DATA SHOWN:
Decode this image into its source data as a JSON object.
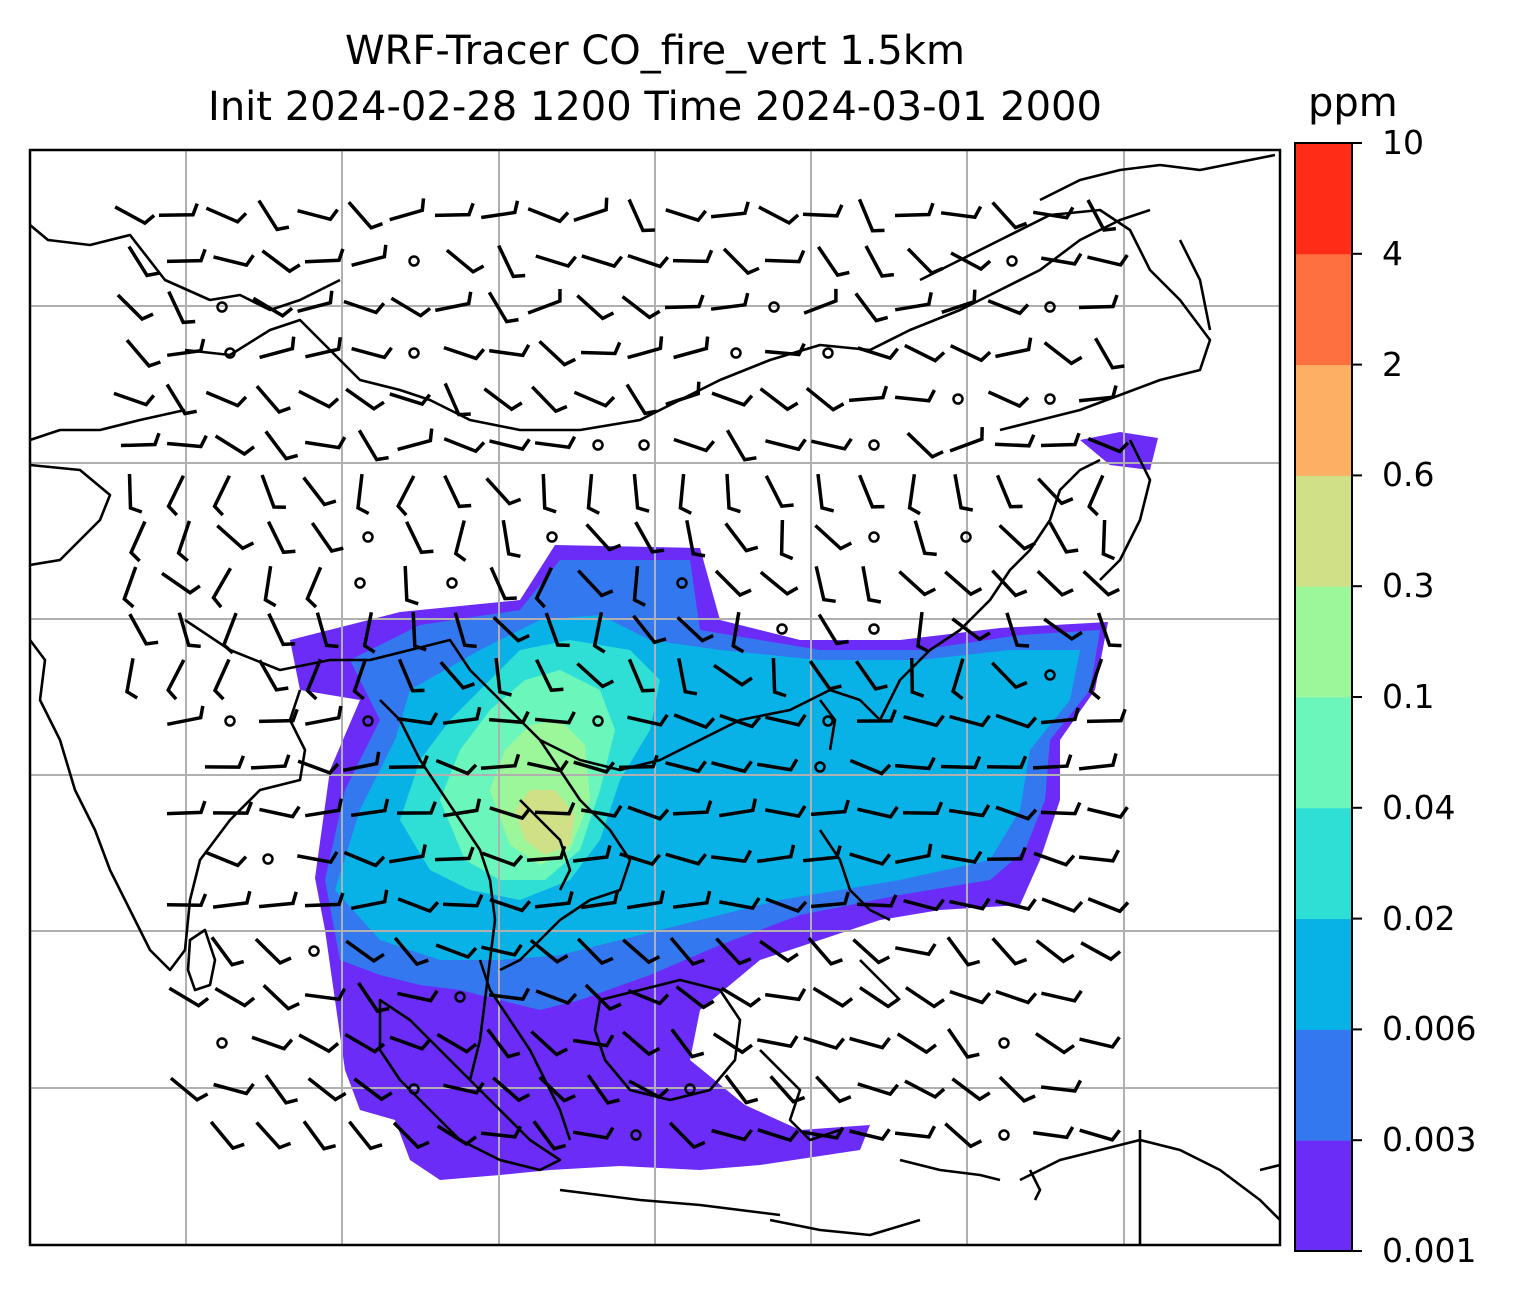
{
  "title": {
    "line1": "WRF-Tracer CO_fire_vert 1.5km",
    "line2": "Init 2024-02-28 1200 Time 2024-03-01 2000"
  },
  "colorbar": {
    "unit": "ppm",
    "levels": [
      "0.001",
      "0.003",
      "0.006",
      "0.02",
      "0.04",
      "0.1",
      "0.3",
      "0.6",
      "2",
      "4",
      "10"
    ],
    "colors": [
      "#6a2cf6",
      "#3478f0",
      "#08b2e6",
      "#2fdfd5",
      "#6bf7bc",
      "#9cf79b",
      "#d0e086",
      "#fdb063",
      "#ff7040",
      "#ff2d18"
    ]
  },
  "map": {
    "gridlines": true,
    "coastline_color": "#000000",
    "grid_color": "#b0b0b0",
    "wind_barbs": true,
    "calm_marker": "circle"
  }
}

WRITTEN INSTRUCTION: Leave out the pictures and output the rest of the material exactly as written.

FULL ANSWER:
Decode this image into its source data as a JSON object.
{
  "title": {
    "line1": "WRF-Tracer CO_fire_vert 1.5km",
    "line2": "Init 2024-02-28 1200 Time 2024-03-01 2000"
  },
  "colorbar": {
    "unit": "ppm",
    "levels": [
      "0.001",
      "0.003",
      "0.006",
      "0.02",
      "0.04",
      "0.1",
      "0.3",
      "0.6",
      "2",
      "4",
      "10"
    ],
    "colors": [
      "#6a2cf6",
      "#3478f0",
      "#08b2e6",
      "#2fdfd5",
      "#6bf7bc",
      "#9cf79b",
      "#d0e086",
      "#fdb063",
      "#ff7040",
      "#ff2d18"
    ]
  },
  "map": {
    "gridlines": true,
    "coastline_color": "#000000",
    "grid_color": "#b0b0b0",
    "wind_barbs": true,
    "calm_marker": "circle"
  }
}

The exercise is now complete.